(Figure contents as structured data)
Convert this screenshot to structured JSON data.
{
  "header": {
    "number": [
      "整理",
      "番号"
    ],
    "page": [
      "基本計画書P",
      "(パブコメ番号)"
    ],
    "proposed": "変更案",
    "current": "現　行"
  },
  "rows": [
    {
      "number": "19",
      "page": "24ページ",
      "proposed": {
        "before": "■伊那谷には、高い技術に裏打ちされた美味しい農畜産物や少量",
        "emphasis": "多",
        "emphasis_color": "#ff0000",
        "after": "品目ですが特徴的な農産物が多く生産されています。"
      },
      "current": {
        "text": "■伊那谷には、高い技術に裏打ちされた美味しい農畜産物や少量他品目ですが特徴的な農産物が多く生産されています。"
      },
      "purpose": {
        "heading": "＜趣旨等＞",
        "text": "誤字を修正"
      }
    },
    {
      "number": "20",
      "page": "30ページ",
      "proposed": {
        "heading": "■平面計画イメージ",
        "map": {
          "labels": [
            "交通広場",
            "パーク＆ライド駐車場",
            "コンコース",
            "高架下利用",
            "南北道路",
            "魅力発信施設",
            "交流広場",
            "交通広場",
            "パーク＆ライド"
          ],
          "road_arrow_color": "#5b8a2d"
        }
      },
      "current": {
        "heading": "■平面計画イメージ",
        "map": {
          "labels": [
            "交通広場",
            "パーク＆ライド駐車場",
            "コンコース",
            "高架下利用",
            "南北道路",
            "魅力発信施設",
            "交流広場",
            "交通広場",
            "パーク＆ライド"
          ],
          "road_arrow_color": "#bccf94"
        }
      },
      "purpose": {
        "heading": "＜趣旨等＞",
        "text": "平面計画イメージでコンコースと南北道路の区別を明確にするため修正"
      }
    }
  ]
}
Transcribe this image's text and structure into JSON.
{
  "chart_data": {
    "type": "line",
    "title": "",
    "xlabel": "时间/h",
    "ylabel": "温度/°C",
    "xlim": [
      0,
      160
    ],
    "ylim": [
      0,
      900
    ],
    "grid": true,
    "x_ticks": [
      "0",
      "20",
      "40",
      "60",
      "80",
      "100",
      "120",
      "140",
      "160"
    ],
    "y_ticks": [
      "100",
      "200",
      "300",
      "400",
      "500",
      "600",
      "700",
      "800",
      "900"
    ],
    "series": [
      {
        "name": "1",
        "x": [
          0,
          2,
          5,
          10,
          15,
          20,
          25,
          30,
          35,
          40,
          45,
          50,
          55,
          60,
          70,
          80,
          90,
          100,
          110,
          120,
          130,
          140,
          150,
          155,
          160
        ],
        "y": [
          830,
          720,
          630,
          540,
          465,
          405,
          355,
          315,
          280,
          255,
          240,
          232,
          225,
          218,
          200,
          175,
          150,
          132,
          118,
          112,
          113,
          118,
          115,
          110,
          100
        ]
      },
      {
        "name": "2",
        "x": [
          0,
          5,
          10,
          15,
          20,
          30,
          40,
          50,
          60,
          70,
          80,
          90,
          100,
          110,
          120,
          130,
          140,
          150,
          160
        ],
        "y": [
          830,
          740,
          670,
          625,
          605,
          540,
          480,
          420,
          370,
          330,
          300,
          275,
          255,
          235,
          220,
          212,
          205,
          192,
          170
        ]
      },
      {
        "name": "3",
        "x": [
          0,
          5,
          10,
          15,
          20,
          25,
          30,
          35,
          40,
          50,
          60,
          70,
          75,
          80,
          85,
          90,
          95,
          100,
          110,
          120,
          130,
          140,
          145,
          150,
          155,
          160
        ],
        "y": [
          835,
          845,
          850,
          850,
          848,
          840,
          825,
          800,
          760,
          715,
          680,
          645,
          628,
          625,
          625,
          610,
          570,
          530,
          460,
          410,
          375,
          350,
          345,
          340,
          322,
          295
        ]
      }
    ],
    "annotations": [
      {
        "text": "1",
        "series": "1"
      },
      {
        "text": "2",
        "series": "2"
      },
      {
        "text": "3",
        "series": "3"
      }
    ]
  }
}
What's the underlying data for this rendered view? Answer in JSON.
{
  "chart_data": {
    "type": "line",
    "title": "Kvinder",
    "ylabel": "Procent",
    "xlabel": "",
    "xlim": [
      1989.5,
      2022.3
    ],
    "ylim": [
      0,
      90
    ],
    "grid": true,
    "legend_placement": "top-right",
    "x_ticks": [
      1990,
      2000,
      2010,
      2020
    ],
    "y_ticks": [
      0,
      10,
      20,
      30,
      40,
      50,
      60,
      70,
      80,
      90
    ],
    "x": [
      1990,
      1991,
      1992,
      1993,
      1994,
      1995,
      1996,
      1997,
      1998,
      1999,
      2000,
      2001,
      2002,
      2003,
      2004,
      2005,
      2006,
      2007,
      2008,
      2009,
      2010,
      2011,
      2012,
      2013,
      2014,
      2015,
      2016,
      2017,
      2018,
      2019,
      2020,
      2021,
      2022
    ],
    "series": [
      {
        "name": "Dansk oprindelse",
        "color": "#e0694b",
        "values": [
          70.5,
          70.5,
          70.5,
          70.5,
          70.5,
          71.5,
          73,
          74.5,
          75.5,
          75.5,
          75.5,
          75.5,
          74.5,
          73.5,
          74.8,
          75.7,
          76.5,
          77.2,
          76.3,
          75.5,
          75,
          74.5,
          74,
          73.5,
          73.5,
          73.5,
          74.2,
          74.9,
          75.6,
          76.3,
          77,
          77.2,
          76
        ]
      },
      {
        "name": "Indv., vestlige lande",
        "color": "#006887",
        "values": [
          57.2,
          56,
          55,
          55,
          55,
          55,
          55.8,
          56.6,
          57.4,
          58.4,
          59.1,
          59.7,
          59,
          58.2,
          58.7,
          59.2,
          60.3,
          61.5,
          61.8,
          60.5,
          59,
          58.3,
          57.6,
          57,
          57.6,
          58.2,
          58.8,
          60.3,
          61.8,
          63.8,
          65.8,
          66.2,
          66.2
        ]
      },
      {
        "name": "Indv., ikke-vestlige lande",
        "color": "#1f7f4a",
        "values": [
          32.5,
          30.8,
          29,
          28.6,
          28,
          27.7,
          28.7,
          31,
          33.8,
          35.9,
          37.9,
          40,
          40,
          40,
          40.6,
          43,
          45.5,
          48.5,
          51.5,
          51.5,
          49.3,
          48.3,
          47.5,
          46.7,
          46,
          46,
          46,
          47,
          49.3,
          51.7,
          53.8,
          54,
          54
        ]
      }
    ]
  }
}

▸ Task statement
Exactly as they are written, print the entries again.

▸ Solution to this problem
Convert this screenshot to structured JSON data.
{
  "header": {
    "number": [
      "整理",
      "番号"
    ],
    "page": [
      "基本計画書P",
      "(パブコメ番号)"
    ],
    "proposed": "変更案",
    "current": "現　行"
  },
  "rows": [
    {
      "number": "19",
      "page": "24ページ",
      "proposed": {
        "before": "■伊那谷には、高い技術に裏打ちされた美味しい農畜産物や少量",
        "emphasis": "多",
        "emphasis_color": "#ff0000",
        "after": "品目ですが特徴的な農産物が多く生産されています。"
      },
      "current": {
        "text": "■伊那谷には、高い技術に裏打ちされた美味しい農畜産物や少量他品目ですが特徴的な農産物が多く生産されています。"
      },
      "purpose": {
        "heading": "＜趣旨等＞",
        "text": "誤字を修正"
      }
    },
    {
      "number": "20",
      "page": "30ページ",
      "proposed": {
        "heading": "■平面計画イメージ",
        "map": {
          "labels": [
            "交通広場",
            "パーク＆ライド駐車場",
            "コンコース",
            "高架下利用",
            "南北道路",
            "魅力発信施設",
            "交流広場",
            "交通広場",
            "パーク＆ライド"
          ],
          "road_arrow_color": "#5b8a2d"
        }
      },
      "current": {
        "heading": "■平面計画イメージ",
        "map": {
          "labels": [
            "交通広場",
            "パーク＆ライド駐車場",
            "コンコース",
            "高架下利用",
            "南北道路",
            "魅力発信施設",
            "交流広場",
            "交通広場",
            "パーク＆ライド"
          ],
          "road_arrow_color": "#bccf94"
        }
      },
      "purpose": {
        "heading": "＜趣旨等＞",
        "text": "平面計画イメージでコンコースと南北道路の区別を明確にするため修正"
      }
    }
  ]
}
Transcribe this image's text and structure into JSON.
{
  "chart_data": {
    "type": "line",
    "title": "",
    "xlabel": "时间/h",
    "ylabel": "温度/°C",
    "xlim": [
      0,
      160
    ],
    "ylim": [
      0,
      900
    ],
    "grid": true,
    "x_ticks": [
      "0",
      "20",
      "40",
      "60",
      "80",
      "100",
      "120",
      "140",
      "160"
    ],
    "y_ticks": [
      "100",
      "200",
      "300",
      "400",
      "500",
      "600",
      "700",
      "800",
      "900"
    ],
    "series": [
      {
        "name": "1",
        "x": [
          0,
          2,
          5,
          10,
          15,
          20,
          25,
          30,
          35,
          40,
          45,
          50,
          55,
          60,
          70,
          80,
          90,
          100,
          110,
          120,
          130,
          140,
          150,
          155,
          160
        ],
        "y": [
          830,
          720,
          630,
          540,
          465,
          405,
          355,
          315,
          280,
          255,
          240,
          232,
          225,
          218,
          200,
          175,
          150,
          132,
          118,
          112,
          113,
          118,
          115,
          110,
          100
        ]
      },
      {
        "name": "2",
        "x": [
          0,
          5,
          10,
          15,
          20,
          30,
          40,
          50,
          60,
          70,
          80,
          90,
          100,
          110,
          120,
          130,
          140,
          150,
          160
        ],
        "y": [
          830,
          740,
          670,
          625,
          605,
          540,
          480,
          420,
          370,
          330,
          300,
          275,
          255,
          235,
          220,
          212,
          205,
          192,
          170
        ]
      },
      {
        "name": "3",
        "x": [
          0,
          5,
          10,
          15,
          20,
          25,
          30,
          35,
          40,
          50,
          60,
          70,
          75,
          80,
          85,
          90,
          95,
          100,
          110,
          120,
          130,
          140,
          145,
          150,
          155,
          160
        ],
        "y": [
          835,
          845,
          850,
          850,
          848,
          840,
          825,
          800,
          760,
          715,
          680,
          645,
          628,
          625,
          625,
          610,
          570,
          530,
          460,
          410,
          375,
          350,
          345,
          340,
          322,
          295
        ]
      }
    ],
    "annotations": [
      {
        "text": "1",
        "series": "1"
      },
      {
        "text": "2",
        "series": "2"
      },
      {
        "text": "3",
        "series": "3"
      }
    ]
  }
}
What's the underlying data for this rendered view? Answer in JSON.
{
  "chart_data": {
    "type": "line",
    "title": "Kvinder",
    "ylabel": "Procent",
    "xlabel": "",
    "xlim": [
      1989.5,
      2022.3
    ],
    "ylim": [
      0,
      90
    ],
    "grid": true,
    "legend_placement": "top-right",
    "x_ticks": [
      1990,
      2000,
      2010,
      2020
    ],
    "y_ticks": [
      0,
      10,
      20,
      30,
      40,
      50,
      60,
      70,
      80,
      90
    ],
    "x": [
      1990,
      1991,
      1992,
      1993,
      1994,
      1995,
      1996,
      1997,
      1998,
      1999,
      2000,
      2001,
      2002,
      2003,
      2004,
      2005,
      2006,
      2007,
      2008,
      2009,
      2010,
      2011,
      2012,
      2013,
      2014,
      2015,
      2016,
      2017,
      2018,
      2019,
      2020,
      2021,
      2022
    ],
    "series": [
      {
        "name": "Dansk oprindelse",
        "color": "#e0694b",
        "values": [
          70.5,
          70.5,
          70.5,
          70.5,
          70.5,
          71.5,
          73,
          74.5,
          75.5,
          75.5,
          75.5,
          75.5,
          74.5,
          73.5,
          74.8,
          75.7,
          76.5,
          77.2,
          76.3,
          75.5,
          75,
          74.5,
          74,
          73.5,
          73.5,
          73.5,
          74.2,
          74.9,
          75.6,
          76.3,
          77,
          77.2,
          76
        ]
      },
      {
        "name": "Indv., vestlige lande",
        "color": "#006887",
        "values": [
          57.2,
          56,
          55,
          55,
          55,
          55,
          55.8,
          56.6,
          57.4,
          58.4,
          59.1,
          59.7,
          59,
          58.2,
          58.7,
          59.2,
          60.3,
          61.5,
          61.8,
          60.5,
          59,
          58.3,
          57.6,
          57,
          57.6,
          58.2,
          58.8,
          60.3,
          61.8,
          63.8,
          65.8,
          66.2,
          66.2
        ]
      },
      {
        "name": "Indv., ikke-vestlige lande",
        "color": "#1f7f4a",
        "values": [
          32.5,
          30.8,
          29,
          28.6,
          28,
          27.7,
          28.7,
          31,
          33.8,
          35.9,
          37.9,
          40,
          40,
          40,
          40.6,
          43,
          45.5,
          48.5,
          51.5,
          51.5,
          49.3,
          48.3,
          47.5,
          46.7,
          46,
          46,
          46,
          47,
          49.3,
          51.7,
          53.8,
          54,
          54
        ]
      }
    ]
  }
}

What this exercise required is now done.